- **PROBLEM**
Copy every line, leaving nothing out and adding nothing.
[start of RECORD EXCERPTS]
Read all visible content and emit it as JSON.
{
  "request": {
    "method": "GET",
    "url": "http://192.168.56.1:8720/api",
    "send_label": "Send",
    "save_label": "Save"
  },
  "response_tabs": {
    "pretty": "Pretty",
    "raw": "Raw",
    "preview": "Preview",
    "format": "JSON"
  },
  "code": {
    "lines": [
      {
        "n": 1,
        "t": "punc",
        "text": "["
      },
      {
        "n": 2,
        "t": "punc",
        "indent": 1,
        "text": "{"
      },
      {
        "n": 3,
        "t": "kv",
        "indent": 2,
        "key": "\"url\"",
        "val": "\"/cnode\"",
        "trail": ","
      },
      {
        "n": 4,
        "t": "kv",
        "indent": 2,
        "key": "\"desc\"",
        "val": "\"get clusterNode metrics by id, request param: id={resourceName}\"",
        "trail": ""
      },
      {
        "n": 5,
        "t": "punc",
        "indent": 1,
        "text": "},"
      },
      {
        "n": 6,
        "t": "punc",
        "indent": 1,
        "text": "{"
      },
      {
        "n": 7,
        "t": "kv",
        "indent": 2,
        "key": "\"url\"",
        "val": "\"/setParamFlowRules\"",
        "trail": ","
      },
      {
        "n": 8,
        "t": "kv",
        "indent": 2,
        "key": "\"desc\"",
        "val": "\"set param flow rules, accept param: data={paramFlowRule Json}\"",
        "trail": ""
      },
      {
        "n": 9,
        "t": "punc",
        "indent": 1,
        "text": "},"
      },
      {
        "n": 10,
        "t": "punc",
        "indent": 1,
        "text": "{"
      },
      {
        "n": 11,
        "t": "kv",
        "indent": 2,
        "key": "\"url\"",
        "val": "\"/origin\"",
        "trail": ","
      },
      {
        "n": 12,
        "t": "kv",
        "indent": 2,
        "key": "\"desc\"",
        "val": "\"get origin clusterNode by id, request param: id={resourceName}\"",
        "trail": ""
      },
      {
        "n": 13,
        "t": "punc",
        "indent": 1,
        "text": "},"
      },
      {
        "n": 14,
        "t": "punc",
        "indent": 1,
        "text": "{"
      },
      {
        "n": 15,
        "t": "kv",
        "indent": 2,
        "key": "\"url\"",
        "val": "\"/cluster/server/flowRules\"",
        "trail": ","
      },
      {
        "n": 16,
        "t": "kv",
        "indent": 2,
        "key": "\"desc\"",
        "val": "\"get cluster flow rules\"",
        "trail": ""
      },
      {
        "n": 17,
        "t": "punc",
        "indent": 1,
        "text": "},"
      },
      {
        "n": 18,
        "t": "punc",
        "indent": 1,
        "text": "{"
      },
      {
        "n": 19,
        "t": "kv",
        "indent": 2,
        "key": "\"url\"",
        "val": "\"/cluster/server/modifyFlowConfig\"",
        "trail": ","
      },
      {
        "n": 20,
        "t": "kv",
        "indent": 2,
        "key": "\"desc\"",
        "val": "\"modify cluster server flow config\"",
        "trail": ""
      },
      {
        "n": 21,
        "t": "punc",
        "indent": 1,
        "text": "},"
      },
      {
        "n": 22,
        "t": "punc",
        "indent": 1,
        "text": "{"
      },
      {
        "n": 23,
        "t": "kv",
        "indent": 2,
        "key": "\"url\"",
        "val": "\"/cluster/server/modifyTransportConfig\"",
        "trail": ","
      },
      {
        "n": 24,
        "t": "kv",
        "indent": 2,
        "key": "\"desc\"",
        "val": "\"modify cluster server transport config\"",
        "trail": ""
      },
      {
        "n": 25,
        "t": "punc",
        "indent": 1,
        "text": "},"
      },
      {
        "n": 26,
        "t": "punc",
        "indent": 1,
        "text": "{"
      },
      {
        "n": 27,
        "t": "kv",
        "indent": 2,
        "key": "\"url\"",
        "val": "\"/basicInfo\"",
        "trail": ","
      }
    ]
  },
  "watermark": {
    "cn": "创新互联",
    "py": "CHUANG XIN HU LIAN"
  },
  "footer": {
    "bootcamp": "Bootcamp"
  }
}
[end of RECORD EXCERPTS]
- **REPLY**
Read all visible content and emit it as JSON.
{
  "request": {
    "method": "GET",
    "url": "http://192.168.56.1:8720/api",
    "send_label": "Send",
    "save_label": "Save"
  },
  "response_tabs": {
    "pretty": "Pretty",
    "raw": "Raw",
    "preview": "Preview",
    "format": "JSON"
  },
  "code": {
    "lines": [
      {
        "n": 1,
        "t": "punc",
        "text": "["
      },
      {
        "n": 2,
        "t": "punc",
        "indent": 1,
        "text": "{"
      },
      {
        "n": 3,
        "t": "kv",
        "indent": 2,
        "key": "\"url\"",
        "val": "\"/cnode\"",
        "trail": ","
      },
      {
        "n": 4,
        "t": "kv",
        "indent": 2,
        "key": "\"desc\"",
        "val": "\"get clusterNode metrics by id, request param: id={resourceName}\"",
        "trail": ""
      },
      {
        "n": 5,
        "t": "punc",
        "indent": 1,
        "text": "},"
      },
      {
        "n": 6,
        "t": "punc",
        "indent": 1,
        "text": "{"
      },
      {
        "n": 7,
        "t": "kv",
        "indent": 2,
        "key": "\"url\"",
        "val": "\"/setParamFlowRules\"",
        "trail": ","
      },
      {
        "n": 8,
        "t": "kv",
        "indent": 2,
        "key": "\"desc\"",
        "val": "\"set param flow rules, accept param: data={paramFlowRule Json}\"",
        "trail": ""
      },
      {
        "n": 9,
        "t": "punc",
        "indent": 1,
        "text": "},"
      },
      {
        "n": 10,
        "t": "punc",
        "indent": 1,
        "text": "{"
      },
      {
        "n": 11,
        "t": "kv",
        "indent": 2,
        "key": "\"url\"",
        "val": "\"/origin\"",
        "trail": ","
      },
      {
        "n": 12,
        "t": "kv",
        "indent": 2,
        "key": "\"desc\"",
        "val": "\"get origin clusterNode by id, request param: id={resourceName}\"",
        "trail": ""
      },
      {
        "n": 13,
        "t": "punc",
        "indent": 1,
        "text": "},"
      },
      {
        "n": 14,
        "t": "punc",
        "indent": 1,
        "text": "{"
      },
      {
        "n": 15,
        "t": "kv",
        "indent": 2,
        "key": "\"url\"",
        "val": "\"/cluster/server/flowRules\"",
        "trail": ","
      },
      {
        "n": 16,
        "t": "kv",
        "indent": 2,
        "key": "\"desc\"",
        "val": "\"get cluster flow rules\"",
        "trail": ""
      },
      {
        "n": 17,
        "t": "punc",
        "indent": 1,
        "text": "},"
      },
      {
        "n": 18,
        "t": "punc",
        "indent": 1,
        "text": "{"
      },
      {
        "n": 19,
        "t": "kv",
        "indent": 2,
        "key": "\"url\"",
        "val": "\"/cluster/server/modifyFlowConfig\"",
        "trail": ","
      },
      {
        "n": 20,
        "t": "kv",
        "indent": 2,
        "key": "\"desc\"",
        "val": "\"modify cluster server flow config\"",
        "trail": ""
      },
      {
        "n": 21,
        "t": "punc",
        "indent": 1,
        "text": "},"
      },
      {
        "n": 22,
        "t": "punc",
        "indent": 1,
        "text": "{"
      },
      {
        "n": 23,
        "t": "kv",
        "indent": 2,
        "key": "\"url\"",
        "val": "\"/cluster/server/modifyTransportConfig\"",
        "trail": ","
      },
      {
        "n": 24,
        "t": "kv",
        "indent": 2,
        "key": "\"desc\"",
        "val": "\"modify cluster server transport config\"",
        "trail": ""
      },
      {
        "n": 25,
        "t": "punc",
        "indent": 1,
        "text": "},"
      },
      {
        "n": 26,
        "t": "punc",
        "indent": 1,
        "text": "{"
      },
      {
        "n": 27,
        "t": "kv",
        "indent": 2,
        "key": "\"url\"",
        "val": "\"/basicInfo\"",
        "trail": ","
      }
    ]
  },
  "watermark": {
    "cn": "创新互联",
    "py": "CHUANG XIN HU LIAN"
  },
  "footer": {
    "bootcamp": "Bootcamp"
  }
}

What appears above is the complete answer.